▸ **Record list**

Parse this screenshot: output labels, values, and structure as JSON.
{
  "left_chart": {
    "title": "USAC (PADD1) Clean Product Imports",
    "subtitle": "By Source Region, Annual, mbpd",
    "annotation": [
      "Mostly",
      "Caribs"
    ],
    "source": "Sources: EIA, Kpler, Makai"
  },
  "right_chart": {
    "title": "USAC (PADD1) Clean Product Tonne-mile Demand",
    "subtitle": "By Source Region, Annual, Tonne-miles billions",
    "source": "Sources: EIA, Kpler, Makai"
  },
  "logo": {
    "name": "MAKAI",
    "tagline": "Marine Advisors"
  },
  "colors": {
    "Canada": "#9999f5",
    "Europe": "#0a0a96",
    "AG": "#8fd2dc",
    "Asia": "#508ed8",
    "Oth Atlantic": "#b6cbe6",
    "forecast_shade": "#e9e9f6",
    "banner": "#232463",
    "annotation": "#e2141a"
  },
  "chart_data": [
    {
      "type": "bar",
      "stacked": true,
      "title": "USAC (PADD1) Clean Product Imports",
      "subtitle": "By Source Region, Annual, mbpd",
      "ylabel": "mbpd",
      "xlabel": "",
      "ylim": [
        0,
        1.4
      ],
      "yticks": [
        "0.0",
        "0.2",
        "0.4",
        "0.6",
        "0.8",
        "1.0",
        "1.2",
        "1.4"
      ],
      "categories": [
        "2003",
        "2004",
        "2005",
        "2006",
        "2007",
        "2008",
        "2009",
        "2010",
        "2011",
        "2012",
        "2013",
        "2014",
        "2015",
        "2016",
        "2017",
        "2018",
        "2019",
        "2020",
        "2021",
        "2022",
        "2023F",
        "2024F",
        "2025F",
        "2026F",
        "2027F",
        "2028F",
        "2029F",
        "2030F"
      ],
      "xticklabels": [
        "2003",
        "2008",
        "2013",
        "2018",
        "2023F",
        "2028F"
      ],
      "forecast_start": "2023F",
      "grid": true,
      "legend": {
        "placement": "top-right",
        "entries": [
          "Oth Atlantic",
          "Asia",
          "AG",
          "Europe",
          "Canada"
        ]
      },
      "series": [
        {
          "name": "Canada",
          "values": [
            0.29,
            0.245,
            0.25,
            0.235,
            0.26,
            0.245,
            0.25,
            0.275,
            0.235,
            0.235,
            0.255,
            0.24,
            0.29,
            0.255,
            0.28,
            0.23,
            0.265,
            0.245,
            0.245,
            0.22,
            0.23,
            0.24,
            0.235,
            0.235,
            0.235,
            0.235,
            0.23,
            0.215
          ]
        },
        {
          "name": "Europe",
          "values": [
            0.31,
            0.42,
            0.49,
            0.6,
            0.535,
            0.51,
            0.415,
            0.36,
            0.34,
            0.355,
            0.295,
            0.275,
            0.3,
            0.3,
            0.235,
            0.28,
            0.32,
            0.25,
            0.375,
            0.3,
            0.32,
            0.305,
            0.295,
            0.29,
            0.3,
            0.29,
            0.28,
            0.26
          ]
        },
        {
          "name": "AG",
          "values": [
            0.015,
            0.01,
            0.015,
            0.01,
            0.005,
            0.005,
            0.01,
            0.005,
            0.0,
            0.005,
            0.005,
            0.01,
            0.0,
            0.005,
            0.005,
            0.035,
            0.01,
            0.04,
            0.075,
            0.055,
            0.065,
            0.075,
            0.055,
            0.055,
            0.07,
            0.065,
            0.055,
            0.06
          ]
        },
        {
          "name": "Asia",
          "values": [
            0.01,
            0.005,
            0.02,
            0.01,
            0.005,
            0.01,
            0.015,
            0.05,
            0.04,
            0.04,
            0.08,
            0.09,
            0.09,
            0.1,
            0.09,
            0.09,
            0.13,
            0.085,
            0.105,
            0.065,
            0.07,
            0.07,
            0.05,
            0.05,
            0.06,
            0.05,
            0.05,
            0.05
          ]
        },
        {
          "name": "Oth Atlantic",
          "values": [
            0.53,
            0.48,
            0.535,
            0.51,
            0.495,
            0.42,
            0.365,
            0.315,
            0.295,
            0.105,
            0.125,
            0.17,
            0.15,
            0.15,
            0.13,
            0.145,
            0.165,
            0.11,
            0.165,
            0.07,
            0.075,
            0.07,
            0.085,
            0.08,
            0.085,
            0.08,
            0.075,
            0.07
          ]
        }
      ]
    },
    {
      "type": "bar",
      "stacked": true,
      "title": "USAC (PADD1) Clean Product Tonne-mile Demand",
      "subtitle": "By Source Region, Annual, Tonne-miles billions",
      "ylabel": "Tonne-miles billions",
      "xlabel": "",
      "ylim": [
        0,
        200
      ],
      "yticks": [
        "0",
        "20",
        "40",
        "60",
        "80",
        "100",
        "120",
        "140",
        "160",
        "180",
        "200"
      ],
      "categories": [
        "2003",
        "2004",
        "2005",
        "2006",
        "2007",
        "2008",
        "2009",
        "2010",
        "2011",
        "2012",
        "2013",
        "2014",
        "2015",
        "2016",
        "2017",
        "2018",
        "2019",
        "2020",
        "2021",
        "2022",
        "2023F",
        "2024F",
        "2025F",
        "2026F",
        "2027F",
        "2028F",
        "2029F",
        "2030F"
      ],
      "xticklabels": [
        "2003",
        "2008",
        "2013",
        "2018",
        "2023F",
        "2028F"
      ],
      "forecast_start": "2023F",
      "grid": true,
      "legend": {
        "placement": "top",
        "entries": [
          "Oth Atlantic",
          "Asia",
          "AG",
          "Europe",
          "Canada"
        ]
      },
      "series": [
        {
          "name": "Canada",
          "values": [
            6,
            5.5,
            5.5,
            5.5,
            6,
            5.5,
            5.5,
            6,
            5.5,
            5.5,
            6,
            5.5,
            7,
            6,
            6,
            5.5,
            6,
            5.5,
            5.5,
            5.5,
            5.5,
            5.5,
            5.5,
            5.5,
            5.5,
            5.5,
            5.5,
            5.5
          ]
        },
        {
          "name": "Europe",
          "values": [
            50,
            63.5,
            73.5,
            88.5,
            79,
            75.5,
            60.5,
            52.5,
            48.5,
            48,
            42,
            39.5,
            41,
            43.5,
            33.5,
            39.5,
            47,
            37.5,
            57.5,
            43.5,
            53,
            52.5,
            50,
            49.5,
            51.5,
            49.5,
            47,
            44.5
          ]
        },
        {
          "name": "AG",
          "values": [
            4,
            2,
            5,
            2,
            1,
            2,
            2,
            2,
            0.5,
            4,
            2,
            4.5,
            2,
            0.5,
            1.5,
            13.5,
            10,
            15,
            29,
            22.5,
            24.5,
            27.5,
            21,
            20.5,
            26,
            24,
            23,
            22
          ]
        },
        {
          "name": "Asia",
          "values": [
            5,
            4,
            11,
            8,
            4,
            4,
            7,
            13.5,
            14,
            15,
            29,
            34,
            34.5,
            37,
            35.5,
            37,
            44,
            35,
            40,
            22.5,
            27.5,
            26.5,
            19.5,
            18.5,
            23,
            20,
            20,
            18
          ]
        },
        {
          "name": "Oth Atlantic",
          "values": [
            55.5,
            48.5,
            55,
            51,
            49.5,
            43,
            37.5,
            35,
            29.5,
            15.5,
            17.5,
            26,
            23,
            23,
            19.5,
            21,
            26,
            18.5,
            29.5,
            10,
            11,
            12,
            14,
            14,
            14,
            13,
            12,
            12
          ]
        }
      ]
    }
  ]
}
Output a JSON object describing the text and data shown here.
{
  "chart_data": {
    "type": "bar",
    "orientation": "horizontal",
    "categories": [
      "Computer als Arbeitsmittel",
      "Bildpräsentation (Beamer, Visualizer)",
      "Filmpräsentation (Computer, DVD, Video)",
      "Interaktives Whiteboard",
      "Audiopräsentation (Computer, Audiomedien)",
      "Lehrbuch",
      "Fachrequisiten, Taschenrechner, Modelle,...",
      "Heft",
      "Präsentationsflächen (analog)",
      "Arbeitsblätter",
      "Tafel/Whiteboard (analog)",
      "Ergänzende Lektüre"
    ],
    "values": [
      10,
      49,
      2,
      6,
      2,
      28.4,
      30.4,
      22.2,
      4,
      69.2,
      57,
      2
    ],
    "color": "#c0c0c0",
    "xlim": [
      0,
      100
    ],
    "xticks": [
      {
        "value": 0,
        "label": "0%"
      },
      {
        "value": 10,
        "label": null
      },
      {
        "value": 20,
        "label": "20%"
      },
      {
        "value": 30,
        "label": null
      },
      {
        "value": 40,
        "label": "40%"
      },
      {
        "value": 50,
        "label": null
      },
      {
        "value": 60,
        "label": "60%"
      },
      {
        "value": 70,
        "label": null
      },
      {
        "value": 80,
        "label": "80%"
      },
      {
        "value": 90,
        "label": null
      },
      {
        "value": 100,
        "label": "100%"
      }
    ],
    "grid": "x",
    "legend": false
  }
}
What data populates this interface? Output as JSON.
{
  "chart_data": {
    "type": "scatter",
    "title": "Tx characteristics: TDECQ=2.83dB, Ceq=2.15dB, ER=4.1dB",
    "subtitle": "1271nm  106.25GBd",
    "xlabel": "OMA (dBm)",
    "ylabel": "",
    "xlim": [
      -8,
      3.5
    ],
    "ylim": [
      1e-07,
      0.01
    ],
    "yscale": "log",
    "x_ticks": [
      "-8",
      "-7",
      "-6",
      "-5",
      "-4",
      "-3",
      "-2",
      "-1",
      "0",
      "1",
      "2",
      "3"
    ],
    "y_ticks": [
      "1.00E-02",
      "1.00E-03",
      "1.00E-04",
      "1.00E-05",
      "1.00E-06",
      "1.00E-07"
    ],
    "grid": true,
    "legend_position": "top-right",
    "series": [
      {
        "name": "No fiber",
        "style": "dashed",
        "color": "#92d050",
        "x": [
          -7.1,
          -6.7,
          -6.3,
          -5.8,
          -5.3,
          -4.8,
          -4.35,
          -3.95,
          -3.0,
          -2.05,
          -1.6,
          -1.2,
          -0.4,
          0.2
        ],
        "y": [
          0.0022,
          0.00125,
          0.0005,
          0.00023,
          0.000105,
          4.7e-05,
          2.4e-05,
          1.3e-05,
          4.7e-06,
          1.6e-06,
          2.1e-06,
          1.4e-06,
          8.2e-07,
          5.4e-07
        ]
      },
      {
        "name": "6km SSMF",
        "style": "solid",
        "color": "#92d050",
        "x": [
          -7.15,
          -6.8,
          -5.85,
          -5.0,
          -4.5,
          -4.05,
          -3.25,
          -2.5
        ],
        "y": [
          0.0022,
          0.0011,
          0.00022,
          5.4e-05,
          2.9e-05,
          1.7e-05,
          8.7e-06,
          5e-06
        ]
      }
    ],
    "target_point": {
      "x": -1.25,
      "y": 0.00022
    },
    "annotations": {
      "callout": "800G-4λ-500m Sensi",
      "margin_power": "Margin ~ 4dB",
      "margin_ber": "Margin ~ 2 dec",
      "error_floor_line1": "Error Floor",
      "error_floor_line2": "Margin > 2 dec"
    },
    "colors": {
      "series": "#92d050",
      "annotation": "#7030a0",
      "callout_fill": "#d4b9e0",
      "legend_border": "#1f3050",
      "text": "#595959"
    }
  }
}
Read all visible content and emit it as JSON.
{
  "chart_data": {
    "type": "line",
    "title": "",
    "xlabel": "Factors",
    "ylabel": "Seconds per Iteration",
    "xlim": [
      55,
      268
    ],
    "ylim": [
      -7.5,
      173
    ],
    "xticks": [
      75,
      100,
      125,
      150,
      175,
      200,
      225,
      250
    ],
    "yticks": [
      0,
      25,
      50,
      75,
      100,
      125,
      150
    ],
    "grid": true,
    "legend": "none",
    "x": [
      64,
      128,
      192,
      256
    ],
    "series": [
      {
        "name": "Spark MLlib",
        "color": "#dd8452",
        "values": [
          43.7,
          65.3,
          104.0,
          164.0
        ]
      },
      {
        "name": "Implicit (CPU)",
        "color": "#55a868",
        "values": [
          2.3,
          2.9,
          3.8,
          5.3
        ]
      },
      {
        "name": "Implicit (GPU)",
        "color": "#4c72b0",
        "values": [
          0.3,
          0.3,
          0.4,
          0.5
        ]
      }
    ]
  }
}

▸ **Work to be completed**
Work out the number of lines in this listing that include the word "analog". Reply with that number only.

▸ **Result of this task**
2